### PROBLEM DETAILS
Copy out the entries verbatim, starting at the first line and ending at the line containing "answer-cell: I — [321, 457, 331, 464]", with both of those lines included.

### DATA FOR PROCESSING
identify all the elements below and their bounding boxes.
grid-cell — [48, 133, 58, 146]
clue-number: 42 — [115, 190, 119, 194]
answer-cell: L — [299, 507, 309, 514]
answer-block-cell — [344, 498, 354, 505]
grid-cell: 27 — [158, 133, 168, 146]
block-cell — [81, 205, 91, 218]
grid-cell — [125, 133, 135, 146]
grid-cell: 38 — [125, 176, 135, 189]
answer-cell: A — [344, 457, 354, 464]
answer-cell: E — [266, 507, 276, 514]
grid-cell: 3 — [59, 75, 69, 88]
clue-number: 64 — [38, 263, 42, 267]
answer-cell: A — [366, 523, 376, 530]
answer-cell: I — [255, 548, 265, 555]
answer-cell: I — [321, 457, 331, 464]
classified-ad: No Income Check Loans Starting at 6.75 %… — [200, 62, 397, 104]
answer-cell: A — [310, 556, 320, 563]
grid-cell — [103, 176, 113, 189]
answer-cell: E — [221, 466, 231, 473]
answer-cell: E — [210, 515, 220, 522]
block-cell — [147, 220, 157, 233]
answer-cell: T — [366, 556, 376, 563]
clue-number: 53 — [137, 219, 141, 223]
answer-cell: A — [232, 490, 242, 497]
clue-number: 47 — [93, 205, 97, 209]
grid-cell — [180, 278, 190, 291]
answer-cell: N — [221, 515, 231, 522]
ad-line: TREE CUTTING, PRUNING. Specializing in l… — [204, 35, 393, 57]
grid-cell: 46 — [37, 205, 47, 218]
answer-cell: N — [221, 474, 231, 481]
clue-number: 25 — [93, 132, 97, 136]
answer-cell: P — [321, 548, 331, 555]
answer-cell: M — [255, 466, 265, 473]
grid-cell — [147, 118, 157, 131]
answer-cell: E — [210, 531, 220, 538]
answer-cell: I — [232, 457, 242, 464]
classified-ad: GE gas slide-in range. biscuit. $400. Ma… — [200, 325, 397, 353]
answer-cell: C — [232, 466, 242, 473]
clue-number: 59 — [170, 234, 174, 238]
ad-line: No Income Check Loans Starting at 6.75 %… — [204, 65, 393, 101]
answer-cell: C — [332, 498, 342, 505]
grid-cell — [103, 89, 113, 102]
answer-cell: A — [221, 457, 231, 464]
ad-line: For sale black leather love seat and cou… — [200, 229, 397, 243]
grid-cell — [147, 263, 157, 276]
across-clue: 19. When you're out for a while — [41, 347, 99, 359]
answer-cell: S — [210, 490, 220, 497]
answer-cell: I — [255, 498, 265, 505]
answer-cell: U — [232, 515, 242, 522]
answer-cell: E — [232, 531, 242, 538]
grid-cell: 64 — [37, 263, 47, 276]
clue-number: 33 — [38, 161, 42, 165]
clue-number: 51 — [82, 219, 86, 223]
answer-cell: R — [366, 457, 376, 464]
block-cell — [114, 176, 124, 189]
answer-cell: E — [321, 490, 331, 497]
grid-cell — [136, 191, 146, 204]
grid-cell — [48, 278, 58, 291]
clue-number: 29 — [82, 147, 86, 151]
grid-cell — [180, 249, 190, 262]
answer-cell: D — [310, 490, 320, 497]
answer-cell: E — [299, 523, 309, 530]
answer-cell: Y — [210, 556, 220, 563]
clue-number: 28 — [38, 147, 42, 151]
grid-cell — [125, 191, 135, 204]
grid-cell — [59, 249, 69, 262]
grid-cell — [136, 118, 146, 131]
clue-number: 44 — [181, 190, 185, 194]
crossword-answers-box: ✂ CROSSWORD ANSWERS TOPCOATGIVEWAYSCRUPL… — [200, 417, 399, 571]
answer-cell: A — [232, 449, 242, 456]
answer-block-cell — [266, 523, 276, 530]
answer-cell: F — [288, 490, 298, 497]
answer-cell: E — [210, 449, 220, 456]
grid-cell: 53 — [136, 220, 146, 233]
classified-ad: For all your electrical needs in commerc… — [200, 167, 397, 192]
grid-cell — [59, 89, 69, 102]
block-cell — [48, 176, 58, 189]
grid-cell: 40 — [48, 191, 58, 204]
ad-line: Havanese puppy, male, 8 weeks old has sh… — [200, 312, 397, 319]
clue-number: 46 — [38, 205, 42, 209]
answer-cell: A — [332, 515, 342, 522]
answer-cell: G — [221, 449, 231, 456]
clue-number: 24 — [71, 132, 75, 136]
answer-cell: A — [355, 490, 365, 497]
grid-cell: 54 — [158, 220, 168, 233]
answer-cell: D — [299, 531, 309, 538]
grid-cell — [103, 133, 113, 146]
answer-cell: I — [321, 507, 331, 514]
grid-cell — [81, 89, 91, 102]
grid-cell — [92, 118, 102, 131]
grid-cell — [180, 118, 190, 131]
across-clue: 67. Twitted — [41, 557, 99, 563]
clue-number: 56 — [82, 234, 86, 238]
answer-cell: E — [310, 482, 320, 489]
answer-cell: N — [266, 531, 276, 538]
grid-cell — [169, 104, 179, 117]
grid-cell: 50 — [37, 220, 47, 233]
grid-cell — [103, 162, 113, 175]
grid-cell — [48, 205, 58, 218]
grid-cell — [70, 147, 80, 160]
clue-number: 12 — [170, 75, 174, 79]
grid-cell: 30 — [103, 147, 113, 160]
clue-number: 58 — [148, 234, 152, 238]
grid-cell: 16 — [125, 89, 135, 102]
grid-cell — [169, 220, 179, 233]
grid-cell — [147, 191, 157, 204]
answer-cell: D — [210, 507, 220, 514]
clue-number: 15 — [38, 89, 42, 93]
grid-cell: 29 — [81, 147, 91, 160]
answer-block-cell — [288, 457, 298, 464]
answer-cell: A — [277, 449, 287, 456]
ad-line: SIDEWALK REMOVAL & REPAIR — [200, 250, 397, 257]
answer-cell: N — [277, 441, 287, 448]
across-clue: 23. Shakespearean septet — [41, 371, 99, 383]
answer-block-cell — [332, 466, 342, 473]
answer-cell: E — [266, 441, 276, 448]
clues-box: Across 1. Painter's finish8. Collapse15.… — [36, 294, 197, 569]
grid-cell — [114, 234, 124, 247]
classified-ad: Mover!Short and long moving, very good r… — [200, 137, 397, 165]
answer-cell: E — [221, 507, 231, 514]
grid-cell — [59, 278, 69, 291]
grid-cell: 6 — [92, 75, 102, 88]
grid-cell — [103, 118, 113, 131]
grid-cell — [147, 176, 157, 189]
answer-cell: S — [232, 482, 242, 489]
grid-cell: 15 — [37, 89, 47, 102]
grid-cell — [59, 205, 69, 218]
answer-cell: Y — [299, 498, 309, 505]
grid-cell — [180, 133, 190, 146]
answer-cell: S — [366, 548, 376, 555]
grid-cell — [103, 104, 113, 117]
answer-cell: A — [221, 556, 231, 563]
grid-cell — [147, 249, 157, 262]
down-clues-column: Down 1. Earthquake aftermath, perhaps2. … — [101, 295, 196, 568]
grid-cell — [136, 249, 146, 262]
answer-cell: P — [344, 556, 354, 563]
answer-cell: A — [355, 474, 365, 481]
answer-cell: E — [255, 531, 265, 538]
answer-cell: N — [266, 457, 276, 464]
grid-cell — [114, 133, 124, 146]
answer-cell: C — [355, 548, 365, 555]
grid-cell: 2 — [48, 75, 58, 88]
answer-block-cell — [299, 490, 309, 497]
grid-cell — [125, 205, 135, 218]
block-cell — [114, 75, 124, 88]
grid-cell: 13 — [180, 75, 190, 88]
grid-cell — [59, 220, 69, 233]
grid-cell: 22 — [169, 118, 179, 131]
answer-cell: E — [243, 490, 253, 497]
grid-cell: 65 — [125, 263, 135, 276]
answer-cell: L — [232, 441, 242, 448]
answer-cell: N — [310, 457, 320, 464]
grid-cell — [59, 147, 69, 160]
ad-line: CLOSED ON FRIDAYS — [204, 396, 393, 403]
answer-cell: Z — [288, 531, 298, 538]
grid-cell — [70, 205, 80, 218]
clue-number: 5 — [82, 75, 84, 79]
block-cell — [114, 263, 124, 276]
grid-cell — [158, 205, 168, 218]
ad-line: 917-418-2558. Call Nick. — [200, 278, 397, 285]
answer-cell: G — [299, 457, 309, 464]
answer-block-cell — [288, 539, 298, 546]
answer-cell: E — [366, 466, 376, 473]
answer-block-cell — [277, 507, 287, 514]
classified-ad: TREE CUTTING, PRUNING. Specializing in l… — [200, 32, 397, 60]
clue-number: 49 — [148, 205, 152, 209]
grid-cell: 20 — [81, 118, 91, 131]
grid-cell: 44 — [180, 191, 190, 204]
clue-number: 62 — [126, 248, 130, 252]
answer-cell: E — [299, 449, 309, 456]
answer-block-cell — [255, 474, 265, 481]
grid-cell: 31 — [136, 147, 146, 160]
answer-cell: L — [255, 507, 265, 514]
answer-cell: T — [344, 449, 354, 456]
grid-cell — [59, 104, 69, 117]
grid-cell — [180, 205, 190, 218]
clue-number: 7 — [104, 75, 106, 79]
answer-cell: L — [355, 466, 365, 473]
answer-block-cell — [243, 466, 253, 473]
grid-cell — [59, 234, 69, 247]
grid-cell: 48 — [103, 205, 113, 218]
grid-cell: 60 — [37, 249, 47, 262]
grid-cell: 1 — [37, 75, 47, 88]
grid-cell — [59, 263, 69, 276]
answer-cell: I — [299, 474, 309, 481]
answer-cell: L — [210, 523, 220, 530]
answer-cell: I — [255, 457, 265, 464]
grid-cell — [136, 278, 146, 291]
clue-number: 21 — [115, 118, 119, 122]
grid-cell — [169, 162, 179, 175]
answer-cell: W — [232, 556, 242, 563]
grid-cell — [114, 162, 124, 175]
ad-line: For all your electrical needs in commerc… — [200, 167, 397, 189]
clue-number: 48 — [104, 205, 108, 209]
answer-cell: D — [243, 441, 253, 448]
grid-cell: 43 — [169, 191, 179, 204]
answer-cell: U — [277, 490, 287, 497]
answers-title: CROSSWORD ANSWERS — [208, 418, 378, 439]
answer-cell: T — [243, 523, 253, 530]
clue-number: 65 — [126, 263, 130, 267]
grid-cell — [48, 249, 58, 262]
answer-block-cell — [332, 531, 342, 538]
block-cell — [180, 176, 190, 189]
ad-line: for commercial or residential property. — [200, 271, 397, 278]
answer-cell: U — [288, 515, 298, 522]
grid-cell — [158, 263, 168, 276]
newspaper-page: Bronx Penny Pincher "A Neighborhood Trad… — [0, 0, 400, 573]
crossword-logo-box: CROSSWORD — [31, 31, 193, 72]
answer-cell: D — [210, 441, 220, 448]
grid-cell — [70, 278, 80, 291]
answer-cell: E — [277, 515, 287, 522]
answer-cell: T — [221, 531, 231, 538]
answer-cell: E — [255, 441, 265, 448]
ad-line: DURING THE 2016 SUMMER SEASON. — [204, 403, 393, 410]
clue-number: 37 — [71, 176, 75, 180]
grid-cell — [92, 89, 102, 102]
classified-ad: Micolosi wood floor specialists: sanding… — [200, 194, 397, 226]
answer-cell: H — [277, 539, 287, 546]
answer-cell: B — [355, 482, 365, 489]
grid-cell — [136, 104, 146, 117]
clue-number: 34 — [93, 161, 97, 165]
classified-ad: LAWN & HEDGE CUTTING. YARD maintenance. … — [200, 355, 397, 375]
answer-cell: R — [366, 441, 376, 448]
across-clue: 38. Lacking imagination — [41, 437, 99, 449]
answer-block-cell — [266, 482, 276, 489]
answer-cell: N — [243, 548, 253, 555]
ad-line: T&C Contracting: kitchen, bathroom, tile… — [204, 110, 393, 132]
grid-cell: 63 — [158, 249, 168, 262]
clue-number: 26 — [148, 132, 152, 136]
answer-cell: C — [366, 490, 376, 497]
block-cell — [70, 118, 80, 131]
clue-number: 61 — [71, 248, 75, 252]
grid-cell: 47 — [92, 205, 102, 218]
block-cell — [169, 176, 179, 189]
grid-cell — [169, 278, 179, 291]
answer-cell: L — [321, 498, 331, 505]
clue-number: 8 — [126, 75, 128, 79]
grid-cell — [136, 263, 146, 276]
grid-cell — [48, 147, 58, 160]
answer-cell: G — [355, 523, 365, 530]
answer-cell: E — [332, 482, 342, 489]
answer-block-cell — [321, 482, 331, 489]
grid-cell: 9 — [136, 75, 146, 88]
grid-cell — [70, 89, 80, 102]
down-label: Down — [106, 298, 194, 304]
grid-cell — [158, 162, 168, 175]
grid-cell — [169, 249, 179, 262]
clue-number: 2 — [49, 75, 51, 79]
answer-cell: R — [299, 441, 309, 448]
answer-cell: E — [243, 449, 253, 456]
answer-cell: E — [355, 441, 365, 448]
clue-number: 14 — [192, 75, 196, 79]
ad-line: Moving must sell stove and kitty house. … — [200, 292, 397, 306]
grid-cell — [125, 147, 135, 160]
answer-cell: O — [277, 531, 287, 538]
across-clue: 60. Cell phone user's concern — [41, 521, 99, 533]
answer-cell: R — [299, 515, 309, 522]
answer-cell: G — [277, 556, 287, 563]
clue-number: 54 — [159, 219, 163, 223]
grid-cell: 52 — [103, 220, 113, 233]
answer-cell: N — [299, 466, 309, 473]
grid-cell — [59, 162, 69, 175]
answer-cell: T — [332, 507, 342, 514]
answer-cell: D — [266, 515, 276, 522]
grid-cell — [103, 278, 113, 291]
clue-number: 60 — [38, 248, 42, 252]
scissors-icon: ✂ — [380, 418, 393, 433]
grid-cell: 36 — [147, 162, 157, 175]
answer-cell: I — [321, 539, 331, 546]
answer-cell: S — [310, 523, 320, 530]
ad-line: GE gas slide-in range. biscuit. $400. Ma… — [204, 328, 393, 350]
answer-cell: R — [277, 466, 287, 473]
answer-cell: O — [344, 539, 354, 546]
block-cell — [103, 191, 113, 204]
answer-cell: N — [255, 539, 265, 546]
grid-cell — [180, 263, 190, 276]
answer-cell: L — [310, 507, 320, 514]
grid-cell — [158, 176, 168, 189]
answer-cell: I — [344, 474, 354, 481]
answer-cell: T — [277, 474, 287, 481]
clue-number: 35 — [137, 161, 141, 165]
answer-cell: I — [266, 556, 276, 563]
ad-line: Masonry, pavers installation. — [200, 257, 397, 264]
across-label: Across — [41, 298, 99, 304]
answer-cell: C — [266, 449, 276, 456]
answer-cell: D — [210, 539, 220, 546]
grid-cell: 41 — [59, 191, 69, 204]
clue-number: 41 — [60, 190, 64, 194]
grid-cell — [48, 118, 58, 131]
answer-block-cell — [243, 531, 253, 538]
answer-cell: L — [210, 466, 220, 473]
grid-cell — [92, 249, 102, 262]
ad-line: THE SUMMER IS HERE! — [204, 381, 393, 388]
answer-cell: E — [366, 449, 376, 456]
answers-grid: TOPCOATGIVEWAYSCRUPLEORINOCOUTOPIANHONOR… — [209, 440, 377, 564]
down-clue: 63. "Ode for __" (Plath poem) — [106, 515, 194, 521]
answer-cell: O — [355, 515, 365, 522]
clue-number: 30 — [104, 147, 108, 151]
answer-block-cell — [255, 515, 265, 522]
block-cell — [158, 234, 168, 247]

### FINAL ANSWER
identify all the elements below and their bounding boxes.
grid-cell — [48, 133, 58, 146]
clue-number: 42 — [115, 190, 119, 194]
answer-cell: L — [299, 507, 309, 514]
answer-block-cell — [344, 498, 354, 505]
grid-cell: 27 — [158, 133, 168, 146]
block-cell — [81, 205, 91, 218]
grid-cell — [125, 133, 135, 146]
grid-cell: 38 — [125, 176, 135, 189]
answer-cell: A — [344, 457, 354, 464]
answer-cell: E — [266, 507, 276, 514]
grid-cell: 3 — [59, 75, 69, 88]
clue-number: 64 — [38, 263, 42, 267]
answer-cell: A — [366, 523, 376, 530]
answer-cell: I — [255, 548, 265, 555]
answer-cell: I — [321, 457, 331, 464]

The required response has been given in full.